Entries provided

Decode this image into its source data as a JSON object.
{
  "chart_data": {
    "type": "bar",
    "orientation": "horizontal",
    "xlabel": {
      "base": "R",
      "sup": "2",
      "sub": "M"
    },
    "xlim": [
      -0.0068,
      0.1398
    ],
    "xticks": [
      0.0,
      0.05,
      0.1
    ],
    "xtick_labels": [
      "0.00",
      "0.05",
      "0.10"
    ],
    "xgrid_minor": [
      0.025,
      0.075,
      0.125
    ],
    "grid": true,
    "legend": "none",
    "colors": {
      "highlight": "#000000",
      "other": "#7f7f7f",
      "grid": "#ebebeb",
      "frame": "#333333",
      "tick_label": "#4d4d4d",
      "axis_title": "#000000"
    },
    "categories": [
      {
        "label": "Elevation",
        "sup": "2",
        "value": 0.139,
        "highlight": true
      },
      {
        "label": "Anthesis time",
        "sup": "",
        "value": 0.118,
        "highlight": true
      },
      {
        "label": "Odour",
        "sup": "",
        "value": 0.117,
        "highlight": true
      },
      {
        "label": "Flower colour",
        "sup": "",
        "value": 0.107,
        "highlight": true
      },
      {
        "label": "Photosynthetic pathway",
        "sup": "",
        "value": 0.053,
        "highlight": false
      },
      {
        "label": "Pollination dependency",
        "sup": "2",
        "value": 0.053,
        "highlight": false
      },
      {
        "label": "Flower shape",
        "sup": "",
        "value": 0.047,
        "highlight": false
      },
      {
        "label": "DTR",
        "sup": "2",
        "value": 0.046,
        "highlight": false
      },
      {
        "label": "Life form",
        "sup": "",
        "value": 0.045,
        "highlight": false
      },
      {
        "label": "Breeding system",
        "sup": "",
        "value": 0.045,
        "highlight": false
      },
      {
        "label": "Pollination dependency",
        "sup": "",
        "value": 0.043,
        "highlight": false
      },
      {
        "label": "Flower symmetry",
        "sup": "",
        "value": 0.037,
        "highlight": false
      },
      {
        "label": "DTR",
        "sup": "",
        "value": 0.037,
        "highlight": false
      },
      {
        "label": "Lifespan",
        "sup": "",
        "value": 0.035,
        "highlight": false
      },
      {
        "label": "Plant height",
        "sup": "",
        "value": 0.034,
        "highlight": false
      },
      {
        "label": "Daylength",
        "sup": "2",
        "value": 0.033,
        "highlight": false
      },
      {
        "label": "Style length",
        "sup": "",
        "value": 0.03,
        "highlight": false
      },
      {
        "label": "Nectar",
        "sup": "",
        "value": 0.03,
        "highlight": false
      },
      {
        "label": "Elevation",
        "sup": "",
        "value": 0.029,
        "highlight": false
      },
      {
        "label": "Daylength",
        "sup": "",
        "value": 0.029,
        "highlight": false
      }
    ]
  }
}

Exercise details
Extract all of the data shown above without alteration.

Task output
Decode this image into its source data as a JSON object.
{
  "chart_data": {
    "type": "bar",
    "orientation": "horizontal",
    "xlabel": {
      "base": "R",
      "sup": "2",
      "sub": "M"
    },
    "xlim": [
      -0.0068,
      0.1398
    ],
    "xticks": [
      0.0,
      0.05,
      0.1
    ],
    "xtick_labels": [
      "0.00",
      "0.05",
      "0.10"
    ],
    "xgrid_minor": [
      0.025,
      0.075,
      0.125
    ],
    "grid": true,
    "legend": "none",
    "colors": {
      "highlight": "#000000",
      "other": "#7f7f7f",
      "grid": "#ebebeb",
      "frame": "#333333",
      "tick_label": "#4d4d4d",
      "axis_title": "#000000"
    },
    "categories": [
      {
        "label": "Elevation",
        "sup": "2",
        "value": 0.139,
        "highlight": true
      },
      {
        "label": "Anthesis time",
        "sup": "",
        "value": 0.118,
        "highlight": true
      },
      {
        "label": "Odour",
        "sup": "",
        "value": 0.117,
        "highlight": true
      },
      {
        "label": "Flower colour",
        "sup": "",
        "value": 0.107,
        "highlight": true
      },
      {
        "label": "Photosynthetic pathway",
        "sup": "",
        "value": 0.053,
        "highlight": false
      },
      {
        "label": "Pollination dependency",
        "sup": "2",
        "value": 0.053,
        "highlight": false
      },
      {
        "label": "Flower shape",
        "sup": "",
        "value": 0.047,
        "highlight": false
      },
      {
        "label": "DTR",
        "sup": "2",
        "value": 0.046,
        "highlight": false
      },
      {
        "label": "Life form",
        "sup": "",
        "value": 0.045,
        "highlight": false
      },
      {
        "label": "Breeding system",
        "sup": "",
        "value": 0.045,
        "highlight": false
      },
      {
        "label": "Pollination dependency",
        "sup": "",
        "value": 0.043,
        "highlight": false
      },
      {
        "label": "Flower symmetry",
        "sup": "",
        "value": 0.037,
        "highlight": false
      },
      {
        "label": "DTR",
        "sup": "",
        "value": 0.037,
        "highlight": false
      },
      {
        "label": "Lifespan",
        "sup": "",
        "value": 0.035,
        "highlight": false
      },
      {
        "label": "Plant height",
        "sup": "",
        "value": 0.034,
        "highlight": false
      },
      {
        "label": "Daylength",
        "sup": "2",
        "value": 0.033,
        "highlight": false
      },
      {
        "label": "Style length",
        "sup": "",
        "value": 0.03,
        "highlight": false
      },
      {
        "label": "Nectar",
        "sup": "",
        "value": 0.03,
        "highlight": false
      },
      {
        "label": "Elevation",
        "sup": "",
        "value": 0.029,
        "highlight": false
      },
      {
        "label": "Daylength",
        "sup": "",
        "value": 0.029,
        "highlight": false
      }
    ]
  }
}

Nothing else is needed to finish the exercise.